**Structured figure records**:
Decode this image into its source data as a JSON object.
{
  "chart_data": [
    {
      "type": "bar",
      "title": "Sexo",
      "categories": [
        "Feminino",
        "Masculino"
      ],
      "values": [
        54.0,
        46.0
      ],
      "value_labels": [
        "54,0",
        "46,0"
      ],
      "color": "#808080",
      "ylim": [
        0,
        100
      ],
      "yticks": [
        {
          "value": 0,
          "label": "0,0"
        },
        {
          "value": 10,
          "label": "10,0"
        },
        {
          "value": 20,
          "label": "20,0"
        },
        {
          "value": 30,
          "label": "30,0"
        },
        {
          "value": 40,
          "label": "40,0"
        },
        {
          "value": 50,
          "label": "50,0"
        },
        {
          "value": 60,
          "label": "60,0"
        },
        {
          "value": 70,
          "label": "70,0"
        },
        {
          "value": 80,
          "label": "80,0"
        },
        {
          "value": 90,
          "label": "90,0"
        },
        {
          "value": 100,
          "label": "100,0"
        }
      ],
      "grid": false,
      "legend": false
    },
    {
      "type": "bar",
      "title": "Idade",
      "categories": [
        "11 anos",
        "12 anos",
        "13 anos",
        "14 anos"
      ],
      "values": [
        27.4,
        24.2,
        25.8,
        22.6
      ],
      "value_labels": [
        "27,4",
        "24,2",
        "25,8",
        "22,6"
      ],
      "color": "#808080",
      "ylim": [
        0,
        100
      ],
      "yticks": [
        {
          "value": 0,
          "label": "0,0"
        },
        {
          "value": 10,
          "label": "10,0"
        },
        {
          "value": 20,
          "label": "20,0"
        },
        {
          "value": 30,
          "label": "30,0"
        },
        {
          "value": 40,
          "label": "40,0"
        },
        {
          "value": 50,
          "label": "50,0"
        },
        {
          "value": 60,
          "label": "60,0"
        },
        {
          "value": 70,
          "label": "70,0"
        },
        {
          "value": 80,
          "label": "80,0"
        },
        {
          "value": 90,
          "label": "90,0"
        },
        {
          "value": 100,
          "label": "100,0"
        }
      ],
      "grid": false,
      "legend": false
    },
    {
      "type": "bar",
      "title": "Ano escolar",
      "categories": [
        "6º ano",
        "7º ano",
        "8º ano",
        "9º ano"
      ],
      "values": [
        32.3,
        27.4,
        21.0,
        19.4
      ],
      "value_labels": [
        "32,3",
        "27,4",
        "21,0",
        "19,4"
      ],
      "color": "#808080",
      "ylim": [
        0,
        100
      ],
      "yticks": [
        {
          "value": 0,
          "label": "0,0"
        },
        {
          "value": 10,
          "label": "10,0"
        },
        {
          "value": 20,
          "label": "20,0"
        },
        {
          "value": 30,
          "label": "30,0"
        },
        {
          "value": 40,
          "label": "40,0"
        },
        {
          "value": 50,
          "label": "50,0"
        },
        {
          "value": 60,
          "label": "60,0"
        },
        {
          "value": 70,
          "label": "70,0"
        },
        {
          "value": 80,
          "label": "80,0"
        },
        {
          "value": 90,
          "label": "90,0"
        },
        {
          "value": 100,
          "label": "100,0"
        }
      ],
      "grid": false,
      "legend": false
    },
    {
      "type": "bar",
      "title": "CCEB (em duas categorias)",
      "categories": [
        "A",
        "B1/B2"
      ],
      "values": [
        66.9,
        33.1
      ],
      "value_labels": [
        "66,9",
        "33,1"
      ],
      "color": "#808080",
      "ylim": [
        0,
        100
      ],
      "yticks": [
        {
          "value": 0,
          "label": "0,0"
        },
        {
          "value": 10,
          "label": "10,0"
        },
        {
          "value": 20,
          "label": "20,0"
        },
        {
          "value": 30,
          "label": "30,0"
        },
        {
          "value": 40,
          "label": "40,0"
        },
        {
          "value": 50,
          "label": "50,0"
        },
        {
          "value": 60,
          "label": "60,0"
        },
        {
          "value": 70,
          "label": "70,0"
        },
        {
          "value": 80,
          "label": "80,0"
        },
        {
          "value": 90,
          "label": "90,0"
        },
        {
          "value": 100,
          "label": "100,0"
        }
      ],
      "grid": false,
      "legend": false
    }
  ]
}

**Your goal**:
Going through the data above, count the lines where the string "title" appears, and answer with only that number.

**Written response**:
4